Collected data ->
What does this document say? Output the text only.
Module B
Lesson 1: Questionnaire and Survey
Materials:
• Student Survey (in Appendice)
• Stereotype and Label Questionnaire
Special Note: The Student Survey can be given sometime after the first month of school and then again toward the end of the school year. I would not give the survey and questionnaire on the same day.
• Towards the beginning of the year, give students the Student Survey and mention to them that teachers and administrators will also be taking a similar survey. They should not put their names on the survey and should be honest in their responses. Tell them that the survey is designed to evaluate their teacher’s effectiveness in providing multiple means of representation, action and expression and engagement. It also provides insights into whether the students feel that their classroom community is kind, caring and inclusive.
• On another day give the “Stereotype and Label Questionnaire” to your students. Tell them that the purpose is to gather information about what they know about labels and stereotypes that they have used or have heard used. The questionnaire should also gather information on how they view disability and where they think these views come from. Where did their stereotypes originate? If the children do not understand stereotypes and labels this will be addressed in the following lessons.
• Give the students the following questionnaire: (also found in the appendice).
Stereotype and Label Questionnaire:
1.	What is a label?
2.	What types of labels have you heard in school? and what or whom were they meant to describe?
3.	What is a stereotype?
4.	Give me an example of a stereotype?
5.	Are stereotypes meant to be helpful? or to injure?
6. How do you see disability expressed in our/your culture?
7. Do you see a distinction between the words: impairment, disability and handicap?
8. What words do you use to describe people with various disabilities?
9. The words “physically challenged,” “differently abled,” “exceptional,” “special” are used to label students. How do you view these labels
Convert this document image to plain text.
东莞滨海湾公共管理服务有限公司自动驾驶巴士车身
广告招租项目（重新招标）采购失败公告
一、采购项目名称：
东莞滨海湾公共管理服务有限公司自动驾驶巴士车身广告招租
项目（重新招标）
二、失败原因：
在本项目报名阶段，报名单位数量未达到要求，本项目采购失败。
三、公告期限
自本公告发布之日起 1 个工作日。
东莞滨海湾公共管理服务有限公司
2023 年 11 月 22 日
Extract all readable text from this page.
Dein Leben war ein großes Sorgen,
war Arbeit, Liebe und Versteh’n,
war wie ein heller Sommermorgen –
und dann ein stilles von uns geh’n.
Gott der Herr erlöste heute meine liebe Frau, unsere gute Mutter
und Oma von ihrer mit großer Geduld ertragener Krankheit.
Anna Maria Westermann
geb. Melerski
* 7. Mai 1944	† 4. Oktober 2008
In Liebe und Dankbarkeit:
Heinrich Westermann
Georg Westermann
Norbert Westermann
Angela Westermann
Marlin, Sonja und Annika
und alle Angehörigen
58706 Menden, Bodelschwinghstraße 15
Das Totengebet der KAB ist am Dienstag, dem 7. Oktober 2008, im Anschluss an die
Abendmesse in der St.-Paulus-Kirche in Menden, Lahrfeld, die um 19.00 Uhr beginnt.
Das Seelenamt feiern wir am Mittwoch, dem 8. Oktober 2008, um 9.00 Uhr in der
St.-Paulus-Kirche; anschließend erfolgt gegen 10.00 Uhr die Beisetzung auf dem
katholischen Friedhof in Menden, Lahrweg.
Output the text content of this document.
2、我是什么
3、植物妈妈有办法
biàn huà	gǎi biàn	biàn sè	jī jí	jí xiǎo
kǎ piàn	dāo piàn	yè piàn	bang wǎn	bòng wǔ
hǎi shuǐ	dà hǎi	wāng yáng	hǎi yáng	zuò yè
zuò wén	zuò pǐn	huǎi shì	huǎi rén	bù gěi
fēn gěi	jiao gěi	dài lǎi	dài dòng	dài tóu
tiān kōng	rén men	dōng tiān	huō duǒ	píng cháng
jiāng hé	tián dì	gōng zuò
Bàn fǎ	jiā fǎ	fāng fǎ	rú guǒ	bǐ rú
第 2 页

WHAT THE EXERCISE ASKS ->
Copy all lines above containing the string "following".

THE OUTPUT ->
• On another day give the “Stereotype and Label Questionnaire” to your students. Tell them that the purpose is to gather information about what they know about labels and stereotypes that they have used or have heard used. The questionnaire should also gather information on how they view disability and where they think these views come from. Where did their stereotypes originate? If the children do not understand stereotypes and labels this will be addressed in the following lessons.
• Give the students the following questionnaire: (also found in the appendice).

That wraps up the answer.